DIRECTIONS FOR THIS TASK >>
Please copy all the lines that follow, word for word.

== == ==

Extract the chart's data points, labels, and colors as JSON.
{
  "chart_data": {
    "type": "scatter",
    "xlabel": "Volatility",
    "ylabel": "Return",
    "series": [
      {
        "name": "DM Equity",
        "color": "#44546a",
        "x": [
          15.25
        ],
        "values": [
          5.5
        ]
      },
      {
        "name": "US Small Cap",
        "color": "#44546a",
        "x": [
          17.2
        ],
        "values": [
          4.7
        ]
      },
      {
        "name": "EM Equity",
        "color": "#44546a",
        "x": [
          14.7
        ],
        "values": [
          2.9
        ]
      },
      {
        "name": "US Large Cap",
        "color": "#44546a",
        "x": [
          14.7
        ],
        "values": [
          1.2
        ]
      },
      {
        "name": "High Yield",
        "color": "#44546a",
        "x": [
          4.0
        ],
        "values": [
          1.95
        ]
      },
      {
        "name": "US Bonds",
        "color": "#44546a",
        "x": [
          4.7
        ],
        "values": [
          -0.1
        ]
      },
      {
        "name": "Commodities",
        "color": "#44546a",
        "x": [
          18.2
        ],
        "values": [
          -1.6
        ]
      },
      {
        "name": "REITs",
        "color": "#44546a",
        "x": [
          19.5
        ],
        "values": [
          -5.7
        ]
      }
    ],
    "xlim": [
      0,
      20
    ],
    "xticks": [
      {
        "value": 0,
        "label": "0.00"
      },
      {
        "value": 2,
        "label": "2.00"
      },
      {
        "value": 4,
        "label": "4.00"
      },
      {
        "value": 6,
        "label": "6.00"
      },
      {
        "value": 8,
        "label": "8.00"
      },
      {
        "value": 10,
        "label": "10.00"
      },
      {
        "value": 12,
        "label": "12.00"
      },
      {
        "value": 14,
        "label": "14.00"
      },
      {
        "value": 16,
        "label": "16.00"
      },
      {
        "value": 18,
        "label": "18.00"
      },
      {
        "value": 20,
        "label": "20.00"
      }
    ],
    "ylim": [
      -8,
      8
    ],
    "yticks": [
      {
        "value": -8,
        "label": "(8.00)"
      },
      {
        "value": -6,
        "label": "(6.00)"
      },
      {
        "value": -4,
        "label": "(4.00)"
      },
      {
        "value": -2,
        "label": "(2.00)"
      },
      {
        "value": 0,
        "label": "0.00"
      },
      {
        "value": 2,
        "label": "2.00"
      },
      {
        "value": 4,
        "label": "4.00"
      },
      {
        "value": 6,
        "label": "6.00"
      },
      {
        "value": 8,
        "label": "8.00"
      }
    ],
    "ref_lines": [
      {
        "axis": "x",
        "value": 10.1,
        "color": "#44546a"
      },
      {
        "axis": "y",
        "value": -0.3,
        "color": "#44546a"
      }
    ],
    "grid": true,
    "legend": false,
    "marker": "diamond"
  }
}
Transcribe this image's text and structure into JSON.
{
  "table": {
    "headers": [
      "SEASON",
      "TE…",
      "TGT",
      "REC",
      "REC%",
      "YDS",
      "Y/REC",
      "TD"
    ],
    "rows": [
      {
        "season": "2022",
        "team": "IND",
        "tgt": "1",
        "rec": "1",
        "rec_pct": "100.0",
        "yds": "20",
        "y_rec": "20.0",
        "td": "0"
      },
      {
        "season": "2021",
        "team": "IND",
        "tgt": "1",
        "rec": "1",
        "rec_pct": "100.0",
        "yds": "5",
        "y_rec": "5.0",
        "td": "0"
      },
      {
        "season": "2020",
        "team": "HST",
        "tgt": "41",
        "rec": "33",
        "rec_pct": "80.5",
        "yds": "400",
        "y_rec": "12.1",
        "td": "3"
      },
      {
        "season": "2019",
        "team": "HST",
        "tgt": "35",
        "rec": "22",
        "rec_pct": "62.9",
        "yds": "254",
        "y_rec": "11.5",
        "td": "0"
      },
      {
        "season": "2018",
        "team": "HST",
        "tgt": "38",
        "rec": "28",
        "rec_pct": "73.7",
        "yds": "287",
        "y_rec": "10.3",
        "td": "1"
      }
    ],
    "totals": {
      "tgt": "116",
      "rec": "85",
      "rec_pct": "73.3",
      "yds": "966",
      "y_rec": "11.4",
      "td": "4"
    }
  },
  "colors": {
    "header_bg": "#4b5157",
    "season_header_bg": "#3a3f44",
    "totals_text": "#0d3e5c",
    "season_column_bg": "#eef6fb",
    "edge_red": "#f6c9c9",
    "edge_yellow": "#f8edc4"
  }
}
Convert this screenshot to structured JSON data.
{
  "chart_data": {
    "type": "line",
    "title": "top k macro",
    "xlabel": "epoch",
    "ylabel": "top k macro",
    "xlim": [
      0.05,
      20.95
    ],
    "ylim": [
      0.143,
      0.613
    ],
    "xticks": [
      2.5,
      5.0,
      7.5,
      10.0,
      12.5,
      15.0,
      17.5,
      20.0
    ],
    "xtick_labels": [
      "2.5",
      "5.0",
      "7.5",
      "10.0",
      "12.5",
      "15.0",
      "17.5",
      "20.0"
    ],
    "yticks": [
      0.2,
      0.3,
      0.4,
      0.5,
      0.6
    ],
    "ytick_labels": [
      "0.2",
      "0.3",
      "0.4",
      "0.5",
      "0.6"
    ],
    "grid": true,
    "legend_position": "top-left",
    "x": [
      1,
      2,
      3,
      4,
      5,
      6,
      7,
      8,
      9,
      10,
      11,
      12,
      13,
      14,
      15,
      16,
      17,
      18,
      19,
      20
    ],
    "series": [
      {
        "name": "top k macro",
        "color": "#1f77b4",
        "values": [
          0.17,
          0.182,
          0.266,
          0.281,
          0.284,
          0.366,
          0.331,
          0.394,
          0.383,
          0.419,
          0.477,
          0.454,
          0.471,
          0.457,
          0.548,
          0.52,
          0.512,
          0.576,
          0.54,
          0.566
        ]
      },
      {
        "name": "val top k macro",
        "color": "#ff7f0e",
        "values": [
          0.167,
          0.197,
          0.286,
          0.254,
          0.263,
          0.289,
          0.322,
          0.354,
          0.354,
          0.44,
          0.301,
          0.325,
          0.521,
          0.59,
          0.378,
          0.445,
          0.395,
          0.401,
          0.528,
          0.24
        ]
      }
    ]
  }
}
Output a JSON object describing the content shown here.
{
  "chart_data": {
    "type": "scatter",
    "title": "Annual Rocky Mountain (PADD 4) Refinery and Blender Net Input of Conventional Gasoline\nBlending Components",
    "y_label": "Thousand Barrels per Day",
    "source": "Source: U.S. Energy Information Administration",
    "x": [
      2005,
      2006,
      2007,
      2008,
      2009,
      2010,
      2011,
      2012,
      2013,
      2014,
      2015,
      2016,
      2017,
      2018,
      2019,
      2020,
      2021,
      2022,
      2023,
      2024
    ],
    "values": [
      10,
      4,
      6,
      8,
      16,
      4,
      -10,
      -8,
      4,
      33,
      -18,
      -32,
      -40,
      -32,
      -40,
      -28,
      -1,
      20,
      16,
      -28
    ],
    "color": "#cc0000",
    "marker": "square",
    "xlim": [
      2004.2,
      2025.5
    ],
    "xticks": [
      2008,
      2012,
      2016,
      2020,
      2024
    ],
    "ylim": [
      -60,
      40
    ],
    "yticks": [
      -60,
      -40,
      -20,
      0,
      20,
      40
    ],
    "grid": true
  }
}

== == ==

RESPONSE FOR THIS EXERCISE >>
Extract the chart's data points, labels, and colors as JSON.
{
  "chart_data": {
    "type": "scatter",
    "xlabel": "Volatility",
    "ylabel": "Return",
    "series": [
      {
        "name": "DM Equity",
        "color": "#44546a",
        "x": [
          15.25
        ],
        "values": [
          5.5
        ]
      },
      {
        "name": "US Small Cap",
        "color": "#44546a",
        "x": [
          17.2
        ],
        "values": [
          4.7
        ]
      },
      {
        "name": "EM Equity",
        "color": "#44546a",
        "x": [
          14.7
        ],
        "values": [
          2.9
        ]
      },
      {
        "name": "US Large Cap",
        "color": "#44546a",
        "x": [
          14.7
        ],
        "values": [
          1.2
        ]
      },
      {
        "name": "High Yield",
        "color": "#44546a",
        "x": [
          4.0
        ],
        "values": [
          1.95
        ]
      },
      {
        "name": "US Bonds",
        "color": "#44546a",
        "x": [
          4.7
        ],
        "values": [
          -0.1
        ]
      },
      {
        "name": "Commodities",
        "color": "#44546a",
        "x": [
          18.2
        ],
        "values": [
          -1.6
        ]
      },
      {
        "name": "REITs",
        "color": "#44546a",
        "x": [
          19.5
        ],
        "values": [
          -5.7
        ]
      }
    ],
    "xlim": [
      0,
      20
    ],
    "xticks": [
      {
        "value": 0,
        "label": "0.00"
      },
      {
        "value": 2,
        "label": "2.00"
      },
      {
        "value": 4,
        "label": "4.00"
      },
      {
        "value": 6,
        "label": "6.00"
      },
      {
        "value": 8,
        "label": "8.00"
      },
      {
        "value": 10,
        "label": "10.00"
      },
      {
        "value": 12,
        "label": "12.00"
      },
      {
        "value": 14,
        "label": "14.00"
      },
      {
        "value": 16,
        "label": "16.00"
      },
      {
        "value": 18,
        "label": "18.00"
      },
      {
        "value": 20,
        "label": "20.00"
      }
    ],
    "ylim": [
      -8,
      8
    ],
    "yticks": [
      {
        "value": -8,
        "label": "(8.00)"
      },
      {
        "value": -6,
        "label": "(6.00)"
      },
      {
        "value": -4,
        "label": "(4.00)"
      },
      {
        "value": -2,
        "label": "(2.00)"
      },
      {
        "value": 0,
        "label": "0.00"
      },
      {
        "value": 2,
        "label": "2.00"
      },
      {
        "value": 4,
        "label": "4.00"
      },
      {
        "value": 6,
        "label": "6.00"
      },
      {
        "value": 8,
        "label": "8.00"
      }
    ],
    "ref_lines": [
      {
        "axis": "x",
        "value": 10.1,
        "color": "#44546a"
      },
      {
        "axis": "y",
        "value": -0.3,
        "color": "#44546a"
      }
    ],
    "grid": true,
    "legend": false,
    "marker": "diamond"
  }
}
Transcribe this image's text and structure into JSON.
{
  "table": {
    "headers": [
      "SEASON",
      "TE…",
      "TGT",
      "REC",
      "REC%",
      "YDS",
      "Y/REC",
      "TD"
    ],
    "rows": [
      {
        "season": "2022",
        "team": "IND",
        "tgt": "1",
        "rec": "1",
        "rec_pct": "100.0",
        "yds": "20",
        "y_rec": "20.0",
        "td": "0"
      },
      {
        "season": "2021",
        "team": "IND",
        "tgt": "1",
        "rec": "1",
        "rec_pct": "100.0",
        "yds": "5",
        "y_rec": "5.0",
        "td": "0"
      },
      {
        "season": "2020",
        "team": "HST",
        "tgt": "41",
        "rec": "33",
        "rec_pct": "80.5",
        "yds": "400",
        "y_rec": "12.1",
        "td": "3"
      },
      {
        "season": "2019",
        "team": "HST",
        "tgt": "35",
        "rec": "22",
        "rec_pct": "62.9",
        "yds": "254",
        "y_rec": "11.5",
        "td": "0"
      },
      {
        "season": "2018",
        "team": "HST",
        "tgt": "38",
        "rec": "28",
        "rec_pct": "73.7",
        "yds": "287",
        "y_rec": "10.3",
        "td": "1"
      }
    ],
    "totals": {
      "tgt": "116",
      "rec": "85",
      "rec_pct": "73.3",
      "yds": "966",
      "y_rec": "11.4",
      "td": "4"
    }
  },
  "colors": {
    "header_bg": "#4b5157",
    "season_header_bg": "#3a3f44",
    "totals_text": "#0d3e5c",
    "season_column_bg": "#eef6fb",
    "edge_red": "#f6c9c9",
    "edge_yellow": "#f8edc4"
  }
}
Convert this screenshot to structured JSON data.
{
  "chart_data": {
    "type": "line",
    "title": "top k macro",
    "xlabel": "epoch",
    "ylabel": "top k macro",
    "xlim": [
      0.05,
      20.95
    ],
    "ylim": [
      0.143,
      0.613
    ],
    "xticks": [
      2.5,
      5.0,
      7.5,
      10.0,
      12.5,
      15.0,
      17.5,
      20.0
    ],
    "xtick_labels": [
      "2.5",
      "5.0",
      "7.5",
      "10.0",
      "12.5",
      "15.0",
      "17.5",
      "20.0"
    ],
    "yticks": [
      0.2,
      0.3,
      0.4,
      0.5,
      0.6
    ],
    "ytick_labels": [
      "0.2",
      "0.3",
      "0.4",
      "0.5",
      "0.6"
    ],
    "grid": true,
    "legend_position": "top-left",
    "x": [
      1,
      2,
      3,
      4,
      5,
      6,
      7,
      8,
      9,
      10,
      11,
      12,
      13,
      14,
      15,
      16,
      17,
      18,
      19,
      20
    ],
    "series": [
      {
        "name": "top k macro",
        "color": "#1f77b4",
        "values": [
          0.17,
          0.182,
          0.266,
          0.281,
          0.284,
          0.366,
          0.331,
          0.394,
          0.383,
          0.419,
          0.477,
          0.454,
          0.471,
          0.457,
          0.548,
          0.52,
          0.512,
          0.576,
          0.54,
          0.566
        ]
      },
      {
        "name": "val top k macro",
        "color": "#ff7f0e",
        "values": [
          0.167,
          0.197,
          0.286,
          0.254,
          0.263,
          0.289,
          0.322,
          0.354,
          0.354,
          0.44,
          0.301,
          0.325,
          0.521,
          0.59,
          0.378,
          0.445,
          0.395,
          0.401,
          0.528,
          0.24
        ]
      }
    ]
  }
}
Output a JSON object describing the content shown here.
{
  "chart_data": {
    "type": "scatter",
    "title": "Annual Rocky Mountain (PADD 4) Refinery and Blender Net Input of Conventional Gasoline\nBlending Components",
    "y_label": "Thousand Barrels per Day",
    "source": "Source: U.S. Energy Information Administration",
    "x": [
      2005,
      2006,
      2007,
      2008,
      2009,
      2010,
      2011,
      2012,
      2013,
      2014,
      2015,
      2016,
      2017,
      2018,
      2019,
      2020,
      2021,
      2022,
      2023,
      2024
    ],
    "values": [
      10,
      4,
      6,
      8,
      16,
      4,
      -10,
      -8,
      4,
      33,
      -18,
      -32,
      -40,
      -32,
      -40,
      -28,
      -1,
      20,
      16,
      -28
    ],
    "color": "#cc0000",
    "marker": "square",
    "xlim": [
      2004.2,
      2025.5
    ],
    "xticks": [
      2008,
      2012,
      2016,
      2020,
      2024
    ],
    "ylim": [
      -60,
      40
    ],
    "yticks": [
      -60,
      -40,
      -20,
      0,
      20,
      40
    ],
    "grid": true
  }
}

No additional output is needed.